──────── Extrait du document

Le grésillement d'une radio rompt le silence des tranchées. Depuis son avant-poste à moins de 2 kilomètres de l'émir, Johan Cosar n'en perd pas une miette sur son talkie-walkie. La première ligne des djihadistes est si proche qu'il intercepte leurs communications sans même le vouloir. C'est Abou Samir el-Maghrebi qui commande l'unité, juste en face, et harcèle son commandant parce qu'il veut rentrer chez lui. « Tu me casses les pieds, à la fin ! » répond rageusement l'émir Abou Aïcha, chef de secteur de Daech. « Dégage et rentre chez toi… » Ces vociférations font sourire Johan et ses troupes. Plus tôt dans la matinée, de grosses détonations ont retenti, indiquant que les combattants de Daech essuyaient une frappe de l'aviation américaine. Puis on a pu entendre Abou Aïcha pester à cause d'une batterie chapardée ou perdue.

────────────────
──────── Matériel

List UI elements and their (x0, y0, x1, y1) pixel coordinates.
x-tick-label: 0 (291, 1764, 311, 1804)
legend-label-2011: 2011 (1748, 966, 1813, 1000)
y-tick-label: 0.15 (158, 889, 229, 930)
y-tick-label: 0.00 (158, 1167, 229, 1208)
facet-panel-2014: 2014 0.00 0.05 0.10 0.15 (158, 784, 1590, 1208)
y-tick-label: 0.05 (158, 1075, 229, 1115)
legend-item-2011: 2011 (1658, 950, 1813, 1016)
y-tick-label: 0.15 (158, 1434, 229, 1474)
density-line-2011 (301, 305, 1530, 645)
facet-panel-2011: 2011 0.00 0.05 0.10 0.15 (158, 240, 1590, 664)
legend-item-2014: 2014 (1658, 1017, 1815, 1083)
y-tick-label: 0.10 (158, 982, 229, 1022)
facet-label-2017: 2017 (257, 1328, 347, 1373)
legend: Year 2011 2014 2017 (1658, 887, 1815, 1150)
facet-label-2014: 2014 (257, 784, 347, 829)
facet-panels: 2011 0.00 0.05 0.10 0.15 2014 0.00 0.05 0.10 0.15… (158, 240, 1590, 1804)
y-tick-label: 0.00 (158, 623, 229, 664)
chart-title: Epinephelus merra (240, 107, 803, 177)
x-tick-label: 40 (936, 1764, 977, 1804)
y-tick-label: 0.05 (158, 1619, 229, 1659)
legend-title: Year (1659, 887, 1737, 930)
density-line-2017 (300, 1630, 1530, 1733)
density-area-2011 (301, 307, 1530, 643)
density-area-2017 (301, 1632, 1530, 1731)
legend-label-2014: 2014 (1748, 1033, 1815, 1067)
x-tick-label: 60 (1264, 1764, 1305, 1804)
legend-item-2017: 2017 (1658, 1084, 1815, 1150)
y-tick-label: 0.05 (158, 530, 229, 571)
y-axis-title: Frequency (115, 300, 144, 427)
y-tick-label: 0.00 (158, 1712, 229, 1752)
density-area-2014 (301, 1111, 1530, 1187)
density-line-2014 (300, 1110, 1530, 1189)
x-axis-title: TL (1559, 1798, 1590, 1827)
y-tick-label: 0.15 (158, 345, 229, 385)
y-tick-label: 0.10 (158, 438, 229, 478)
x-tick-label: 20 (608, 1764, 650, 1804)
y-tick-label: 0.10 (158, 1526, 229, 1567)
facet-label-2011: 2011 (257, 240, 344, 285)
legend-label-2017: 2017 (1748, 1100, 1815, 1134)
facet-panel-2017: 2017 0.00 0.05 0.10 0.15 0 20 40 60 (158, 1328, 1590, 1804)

────────────────

● **Énoncé**
Mettez à jour le passage du récit sur l'avant-poste de Johan Cosar qui va de "Le grésillement d'une" jusqu'à "chapardée ou perdue.", en y remplaçant "talkie-walkie" par "émetteur-récepteur".

● **Réponse rédigée**
Le grésillement d'une radio rompt le silence des tranchées. Depuis son avant-poste à moins de 2 kilomètres de l'émir, Johan Cosar n'en perd pas une miette sur son émetteur-récepteur. La première ligne des djihadistes est si proche qu'il intercepte leurs communications sans même le vouloir. C'est Abou Samir el-Maghrebi qui commande l'unité, juste en face, et harcèle son commandant parce qu'il veut rentrer chez lui. « Tu me casses les pieds, à la fin ! » répond rageusement l'émir Abou Aïcha, chef de secteur de Daech. « Dégage et rentre chez toi… » Ces vociférations font sourire Johan et ses troupes. Plus tôt dans la matinée, de grosses détonations ont retenti, indiquant que les combattants de Daech essuyaient une frappe de l'aviation américaine. Puis on a pu entendre Abou Aïcha pester à cause d'une batterie chapardée ou perdue.